Extract every line that contains the word "used".

* _Record extracts_
_ _ _ _ _
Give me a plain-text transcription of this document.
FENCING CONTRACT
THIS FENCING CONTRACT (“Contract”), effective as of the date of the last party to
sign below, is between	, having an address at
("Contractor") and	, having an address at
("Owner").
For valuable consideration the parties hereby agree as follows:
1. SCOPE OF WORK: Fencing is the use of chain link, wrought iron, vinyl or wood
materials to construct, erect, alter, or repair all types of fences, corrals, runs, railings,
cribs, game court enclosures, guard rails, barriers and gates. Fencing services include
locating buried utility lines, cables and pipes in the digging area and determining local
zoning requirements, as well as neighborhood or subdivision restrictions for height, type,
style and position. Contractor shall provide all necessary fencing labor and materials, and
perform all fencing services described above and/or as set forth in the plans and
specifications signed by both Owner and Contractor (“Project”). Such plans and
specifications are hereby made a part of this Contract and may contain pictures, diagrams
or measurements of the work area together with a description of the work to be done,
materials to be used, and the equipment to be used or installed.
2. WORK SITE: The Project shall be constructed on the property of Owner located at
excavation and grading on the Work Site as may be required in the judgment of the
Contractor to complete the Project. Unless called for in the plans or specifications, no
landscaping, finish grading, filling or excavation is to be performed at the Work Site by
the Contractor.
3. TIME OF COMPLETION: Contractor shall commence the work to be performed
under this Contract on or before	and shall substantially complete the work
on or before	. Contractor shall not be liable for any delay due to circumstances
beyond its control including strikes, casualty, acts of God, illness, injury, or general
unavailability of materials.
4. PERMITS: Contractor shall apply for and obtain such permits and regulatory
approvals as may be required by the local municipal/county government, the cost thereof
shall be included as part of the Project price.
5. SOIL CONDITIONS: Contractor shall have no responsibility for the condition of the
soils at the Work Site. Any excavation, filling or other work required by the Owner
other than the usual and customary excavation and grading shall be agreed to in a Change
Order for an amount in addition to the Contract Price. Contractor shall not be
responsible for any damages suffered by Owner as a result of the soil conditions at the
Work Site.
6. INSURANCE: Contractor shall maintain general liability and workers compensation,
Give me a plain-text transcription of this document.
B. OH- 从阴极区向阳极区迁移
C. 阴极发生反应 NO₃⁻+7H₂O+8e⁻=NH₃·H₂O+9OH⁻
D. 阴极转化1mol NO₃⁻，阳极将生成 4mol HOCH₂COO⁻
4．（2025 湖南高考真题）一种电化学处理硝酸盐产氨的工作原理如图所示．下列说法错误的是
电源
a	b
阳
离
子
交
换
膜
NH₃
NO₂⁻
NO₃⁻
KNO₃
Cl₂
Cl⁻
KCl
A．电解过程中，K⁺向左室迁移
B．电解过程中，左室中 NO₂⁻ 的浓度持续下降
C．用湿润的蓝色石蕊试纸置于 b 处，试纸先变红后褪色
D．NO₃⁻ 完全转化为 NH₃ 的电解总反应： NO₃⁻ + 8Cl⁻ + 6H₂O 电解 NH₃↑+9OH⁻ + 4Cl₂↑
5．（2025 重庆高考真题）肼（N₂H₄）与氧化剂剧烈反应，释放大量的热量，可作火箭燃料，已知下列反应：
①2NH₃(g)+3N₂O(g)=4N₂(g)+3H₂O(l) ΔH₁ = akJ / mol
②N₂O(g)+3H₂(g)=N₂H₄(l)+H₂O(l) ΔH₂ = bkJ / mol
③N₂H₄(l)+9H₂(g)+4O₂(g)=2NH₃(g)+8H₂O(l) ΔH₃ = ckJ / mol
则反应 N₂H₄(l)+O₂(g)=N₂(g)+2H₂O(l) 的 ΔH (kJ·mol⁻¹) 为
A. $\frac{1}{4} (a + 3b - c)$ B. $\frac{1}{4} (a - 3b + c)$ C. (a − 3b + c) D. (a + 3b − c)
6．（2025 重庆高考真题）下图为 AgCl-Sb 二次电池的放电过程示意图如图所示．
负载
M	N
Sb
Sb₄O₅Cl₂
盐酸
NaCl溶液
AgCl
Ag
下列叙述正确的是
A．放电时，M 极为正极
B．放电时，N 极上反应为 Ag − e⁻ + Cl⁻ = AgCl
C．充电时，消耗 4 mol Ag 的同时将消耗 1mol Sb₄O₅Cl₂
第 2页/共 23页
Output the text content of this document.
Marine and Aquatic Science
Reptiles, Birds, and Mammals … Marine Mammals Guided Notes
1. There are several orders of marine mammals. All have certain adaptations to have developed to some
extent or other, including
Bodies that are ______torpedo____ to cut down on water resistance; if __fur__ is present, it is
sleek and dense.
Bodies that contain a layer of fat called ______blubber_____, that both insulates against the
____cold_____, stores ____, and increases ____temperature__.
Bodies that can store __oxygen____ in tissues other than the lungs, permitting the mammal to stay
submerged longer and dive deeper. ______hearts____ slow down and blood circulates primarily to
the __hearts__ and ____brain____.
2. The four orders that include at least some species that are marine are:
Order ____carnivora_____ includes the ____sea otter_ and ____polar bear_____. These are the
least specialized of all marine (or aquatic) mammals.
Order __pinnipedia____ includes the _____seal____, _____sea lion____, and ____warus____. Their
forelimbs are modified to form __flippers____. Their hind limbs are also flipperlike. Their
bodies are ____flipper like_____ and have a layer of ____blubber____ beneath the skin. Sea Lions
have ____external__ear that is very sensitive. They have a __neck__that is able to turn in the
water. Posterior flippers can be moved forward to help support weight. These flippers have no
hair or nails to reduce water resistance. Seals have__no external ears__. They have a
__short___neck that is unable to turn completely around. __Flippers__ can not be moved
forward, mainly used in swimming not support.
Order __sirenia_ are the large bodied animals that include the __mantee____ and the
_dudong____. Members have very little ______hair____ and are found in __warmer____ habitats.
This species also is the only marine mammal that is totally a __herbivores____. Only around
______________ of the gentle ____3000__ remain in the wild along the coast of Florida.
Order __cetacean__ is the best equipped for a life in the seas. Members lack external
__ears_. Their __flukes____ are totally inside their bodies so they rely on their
_ _ _ _ _
* _Task response_
materials to be used, and the equipment to be used or installed.
forward, mainly used in swimming not support.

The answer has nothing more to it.